(A run of records)
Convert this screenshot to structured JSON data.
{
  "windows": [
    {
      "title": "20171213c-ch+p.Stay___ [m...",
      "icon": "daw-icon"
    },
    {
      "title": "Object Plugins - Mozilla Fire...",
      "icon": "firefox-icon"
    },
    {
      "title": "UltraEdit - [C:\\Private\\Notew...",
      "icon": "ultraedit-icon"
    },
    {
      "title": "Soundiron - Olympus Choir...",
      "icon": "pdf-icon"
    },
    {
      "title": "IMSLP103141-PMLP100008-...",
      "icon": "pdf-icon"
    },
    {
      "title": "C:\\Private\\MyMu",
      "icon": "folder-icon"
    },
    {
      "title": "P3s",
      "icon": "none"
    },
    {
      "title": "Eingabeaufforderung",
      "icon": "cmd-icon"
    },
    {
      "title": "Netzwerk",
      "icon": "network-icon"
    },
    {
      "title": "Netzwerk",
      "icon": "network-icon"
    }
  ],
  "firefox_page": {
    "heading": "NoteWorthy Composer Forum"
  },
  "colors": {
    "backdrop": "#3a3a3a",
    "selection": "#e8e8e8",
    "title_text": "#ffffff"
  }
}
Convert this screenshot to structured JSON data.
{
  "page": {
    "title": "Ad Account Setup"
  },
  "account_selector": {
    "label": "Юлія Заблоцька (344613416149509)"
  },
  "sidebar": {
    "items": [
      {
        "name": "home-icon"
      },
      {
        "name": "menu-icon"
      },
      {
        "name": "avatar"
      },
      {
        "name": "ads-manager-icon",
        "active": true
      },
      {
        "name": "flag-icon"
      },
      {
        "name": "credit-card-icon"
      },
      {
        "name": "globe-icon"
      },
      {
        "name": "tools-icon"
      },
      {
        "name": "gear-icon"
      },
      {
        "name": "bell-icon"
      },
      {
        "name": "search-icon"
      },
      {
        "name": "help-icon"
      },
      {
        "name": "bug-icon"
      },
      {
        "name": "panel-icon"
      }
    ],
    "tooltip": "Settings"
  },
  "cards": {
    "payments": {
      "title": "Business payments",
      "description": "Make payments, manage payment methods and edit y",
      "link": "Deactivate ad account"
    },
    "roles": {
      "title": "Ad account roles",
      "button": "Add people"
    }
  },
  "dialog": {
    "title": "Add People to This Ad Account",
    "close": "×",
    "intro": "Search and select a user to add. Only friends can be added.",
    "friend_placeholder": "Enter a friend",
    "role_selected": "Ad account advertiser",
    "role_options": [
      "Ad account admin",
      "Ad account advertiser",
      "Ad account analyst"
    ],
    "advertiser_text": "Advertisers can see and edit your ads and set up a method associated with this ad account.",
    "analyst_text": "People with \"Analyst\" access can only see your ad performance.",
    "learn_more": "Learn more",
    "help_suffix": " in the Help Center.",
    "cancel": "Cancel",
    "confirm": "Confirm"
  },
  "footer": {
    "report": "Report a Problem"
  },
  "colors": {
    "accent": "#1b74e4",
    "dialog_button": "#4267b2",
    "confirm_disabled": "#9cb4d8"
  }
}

▶ Given exercise
Search the data for "Private". Copy every matching line.

▶ Solution
      "title": "UltraEdit - [C:\\Private\\Notew...",
      "title": "C:\\Private\\MyMu",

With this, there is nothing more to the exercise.